## What the task requires:
Find every line in the records below that holds the word "estimation" and copy it.

Stored dataset items:
[BEGIN]
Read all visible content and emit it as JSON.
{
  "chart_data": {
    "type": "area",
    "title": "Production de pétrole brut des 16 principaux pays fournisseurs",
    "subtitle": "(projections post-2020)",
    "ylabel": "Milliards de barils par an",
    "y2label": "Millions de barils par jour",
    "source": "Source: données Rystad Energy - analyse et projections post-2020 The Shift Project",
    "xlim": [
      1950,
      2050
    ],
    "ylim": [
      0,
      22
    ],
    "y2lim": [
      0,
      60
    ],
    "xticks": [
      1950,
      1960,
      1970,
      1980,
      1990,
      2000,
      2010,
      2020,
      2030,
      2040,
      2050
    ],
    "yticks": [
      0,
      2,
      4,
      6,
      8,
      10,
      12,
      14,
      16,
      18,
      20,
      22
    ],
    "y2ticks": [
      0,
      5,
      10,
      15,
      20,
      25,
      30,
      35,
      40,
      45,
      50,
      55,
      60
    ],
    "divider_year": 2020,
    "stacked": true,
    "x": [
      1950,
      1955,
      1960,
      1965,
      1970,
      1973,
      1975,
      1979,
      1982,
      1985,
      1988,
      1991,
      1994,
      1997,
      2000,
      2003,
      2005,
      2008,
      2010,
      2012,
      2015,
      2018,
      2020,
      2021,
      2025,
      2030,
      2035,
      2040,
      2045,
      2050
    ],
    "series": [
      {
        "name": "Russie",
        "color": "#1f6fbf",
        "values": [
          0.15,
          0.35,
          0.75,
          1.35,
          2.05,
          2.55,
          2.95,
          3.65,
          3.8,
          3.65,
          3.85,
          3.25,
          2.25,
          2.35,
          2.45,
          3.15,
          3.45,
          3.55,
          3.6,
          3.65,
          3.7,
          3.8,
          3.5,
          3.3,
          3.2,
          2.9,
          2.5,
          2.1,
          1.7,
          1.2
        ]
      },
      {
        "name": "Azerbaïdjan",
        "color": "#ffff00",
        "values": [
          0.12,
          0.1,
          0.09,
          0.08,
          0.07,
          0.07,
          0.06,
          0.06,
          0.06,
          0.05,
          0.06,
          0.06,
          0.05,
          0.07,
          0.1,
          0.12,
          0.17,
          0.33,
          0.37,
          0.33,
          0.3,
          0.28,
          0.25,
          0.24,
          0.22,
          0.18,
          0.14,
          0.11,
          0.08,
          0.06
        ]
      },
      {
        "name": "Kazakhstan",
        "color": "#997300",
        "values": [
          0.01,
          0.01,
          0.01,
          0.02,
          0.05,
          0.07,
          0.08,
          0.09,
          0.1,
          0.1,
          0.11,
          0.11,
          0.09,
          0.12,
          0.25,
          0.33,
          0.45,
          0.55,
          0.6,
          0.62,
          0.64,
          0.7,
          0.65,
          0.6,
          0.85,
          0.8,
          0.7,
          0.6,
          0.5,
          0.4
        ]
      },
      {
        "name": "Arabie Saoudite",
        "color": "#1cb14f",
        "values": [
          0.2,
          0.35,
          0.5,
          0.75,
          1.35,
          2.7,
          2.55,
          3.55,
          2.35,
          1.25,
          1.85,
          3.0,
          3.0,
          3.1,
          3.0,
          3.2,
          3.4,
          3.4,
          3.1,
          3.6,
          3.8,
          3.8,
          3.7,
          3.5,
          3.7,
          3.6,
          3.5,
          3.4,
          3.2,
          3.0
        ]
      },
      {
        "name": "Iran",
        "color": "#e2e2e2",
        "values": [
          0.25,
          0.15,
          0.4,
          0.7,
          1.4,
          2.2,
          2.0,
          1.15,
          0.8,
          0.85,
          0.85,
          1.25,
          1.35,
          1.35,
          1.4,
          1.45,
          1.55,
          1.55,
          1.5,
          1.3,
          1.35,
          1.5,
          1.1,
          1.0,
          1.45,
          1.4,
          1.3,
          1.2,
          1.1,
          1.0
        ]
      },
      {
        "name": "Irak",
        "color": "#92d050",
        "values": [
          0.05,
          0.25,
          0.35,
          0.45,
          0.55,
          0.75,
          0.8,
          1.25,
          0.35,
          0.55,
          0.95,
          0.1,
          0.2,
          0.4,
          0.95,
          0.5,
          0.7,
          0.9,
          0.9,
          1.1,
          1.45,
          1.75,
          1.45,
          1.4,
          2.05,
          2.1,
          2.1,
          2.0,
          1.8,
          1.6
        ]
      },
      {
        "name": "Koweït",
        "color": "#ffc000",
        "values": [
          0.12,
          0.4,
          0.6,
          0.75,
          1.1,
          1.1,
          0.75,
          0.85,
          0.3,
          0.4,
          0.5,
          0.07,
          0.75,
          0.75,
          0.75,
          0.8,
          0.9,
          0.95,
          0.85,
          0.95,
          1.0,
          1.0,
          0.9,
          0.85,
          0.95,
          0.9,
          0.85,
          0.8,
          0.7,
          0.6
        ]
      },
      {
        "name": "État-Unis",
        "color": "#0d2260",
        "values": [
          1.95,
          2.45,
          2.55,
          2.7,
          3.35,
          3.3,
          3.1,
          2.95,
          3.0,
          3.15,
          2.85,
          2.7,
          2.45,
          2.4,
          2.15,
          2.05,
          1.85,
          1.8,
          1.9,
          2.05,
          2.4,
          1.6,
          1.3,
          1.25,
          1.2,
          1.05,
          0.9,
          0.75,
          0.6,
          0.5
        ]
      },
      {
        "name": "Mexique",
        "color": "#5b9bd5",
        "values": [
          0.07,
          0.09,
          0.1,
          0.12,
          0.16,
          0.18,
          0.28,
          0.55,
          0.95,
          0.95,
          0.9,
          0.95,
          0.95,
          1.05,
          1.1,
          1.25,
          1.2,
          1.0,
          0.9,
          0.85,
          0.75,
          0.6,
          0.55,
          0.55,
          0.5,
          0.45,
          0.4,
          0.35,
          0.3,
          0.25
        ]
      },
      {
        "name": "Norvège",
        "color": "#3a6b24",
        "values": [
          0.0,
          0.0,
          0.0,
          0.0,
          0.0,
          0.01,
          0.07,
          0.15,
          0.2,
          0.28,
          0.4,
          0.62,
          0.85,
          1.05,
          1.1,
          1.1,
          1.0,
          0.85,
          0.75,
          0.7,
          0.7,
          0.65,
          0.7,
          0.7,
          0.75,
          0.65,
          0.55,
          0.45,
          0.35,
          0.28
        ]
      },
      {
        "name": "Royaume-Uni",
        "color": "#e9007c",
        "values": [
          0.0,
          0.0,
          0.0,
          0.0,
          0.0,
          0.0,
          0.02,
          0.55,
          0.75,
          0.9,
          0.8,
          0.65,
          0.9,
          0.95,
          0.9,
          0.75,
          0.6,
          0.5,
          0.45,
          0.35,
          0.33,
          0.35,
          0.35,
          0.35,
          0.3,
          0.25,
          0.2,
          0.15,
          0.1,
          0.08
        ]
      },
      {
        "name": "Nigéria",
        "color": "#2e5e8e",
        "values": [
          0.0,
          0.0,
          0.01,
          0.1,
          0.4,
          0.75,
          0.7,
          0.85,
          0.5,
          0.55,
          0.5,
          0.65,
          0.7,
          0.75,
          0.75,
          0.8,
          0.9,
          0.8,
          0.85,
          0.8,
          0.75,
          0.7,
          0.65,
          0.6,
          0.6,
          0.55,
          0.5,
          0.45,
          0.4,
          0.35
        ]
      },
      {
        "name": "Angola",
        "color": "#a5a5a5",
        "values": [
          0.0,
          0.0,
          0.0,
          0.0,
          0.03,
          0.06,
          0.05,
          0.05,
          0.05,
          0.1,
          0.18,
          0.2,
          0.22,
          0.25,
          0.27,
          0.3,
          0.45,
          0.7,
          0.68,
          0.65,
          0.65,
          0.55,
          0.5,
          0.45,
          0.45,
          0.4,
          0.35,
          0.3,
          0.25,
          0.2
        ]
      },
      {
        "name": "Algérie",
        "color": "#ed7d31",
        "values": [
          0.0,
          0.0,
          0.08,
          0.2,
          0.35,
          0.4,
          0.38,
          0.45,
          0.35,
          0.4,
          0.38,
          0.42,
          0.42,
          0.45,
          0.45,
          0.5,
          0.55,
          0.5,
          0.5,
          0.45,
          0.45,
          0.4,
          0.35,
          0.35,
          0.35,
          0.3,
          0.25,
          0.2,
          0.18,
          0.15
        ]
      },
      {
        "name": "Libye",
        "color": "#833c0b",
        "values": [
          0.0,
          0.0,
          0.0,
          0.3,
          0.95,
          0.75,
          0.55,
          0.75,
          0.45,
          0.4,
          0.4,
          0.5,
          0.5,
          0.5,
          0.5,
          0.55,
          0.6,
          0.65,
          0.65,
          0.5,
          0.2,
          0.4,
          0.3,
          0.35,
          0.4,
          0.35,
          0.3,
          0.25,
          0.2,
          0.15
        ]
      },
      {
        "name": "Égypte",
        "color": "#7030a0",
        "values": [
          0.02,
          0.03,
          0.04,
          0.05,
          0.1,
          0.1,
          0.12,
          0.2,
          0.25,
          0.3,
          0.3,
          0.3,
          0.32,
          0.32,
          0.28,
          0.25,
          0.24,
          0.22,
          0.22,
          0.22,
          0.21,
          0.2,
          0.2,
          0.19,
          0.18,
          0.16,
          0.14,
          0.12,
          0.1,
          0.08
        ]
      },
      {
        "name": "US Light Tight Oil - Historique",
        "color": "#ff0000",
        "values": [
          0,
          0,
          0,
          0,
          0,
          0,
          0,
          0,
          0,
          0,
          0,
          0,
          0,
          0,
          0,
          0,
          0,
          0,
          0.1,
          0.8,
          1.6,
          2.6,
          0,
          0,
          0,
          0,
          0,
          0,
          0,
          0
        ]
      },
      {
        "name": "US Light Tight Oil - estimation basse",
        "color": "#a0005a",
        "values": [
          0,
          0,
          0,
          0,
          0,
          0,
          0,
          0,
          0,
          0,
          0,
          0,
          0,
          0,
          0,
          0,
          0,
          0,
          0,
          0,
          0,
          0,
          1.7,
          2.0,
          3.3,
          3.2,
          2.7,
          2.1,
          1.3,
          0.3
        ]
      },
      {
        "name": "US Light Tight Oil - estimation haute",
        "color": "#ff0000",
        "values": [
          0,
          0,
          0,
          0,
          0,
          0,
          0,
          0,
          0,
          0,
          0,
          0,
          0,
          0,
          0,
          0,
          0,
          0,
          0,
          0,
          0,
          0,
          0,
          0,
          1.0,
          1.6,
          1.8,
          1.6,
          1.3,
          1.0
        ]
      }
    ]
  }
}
[END]
## Exercise answer:
        "name": "US Light Tight Oil - estimation basse",
        "name": "US Light Tight Oil - estimation haute",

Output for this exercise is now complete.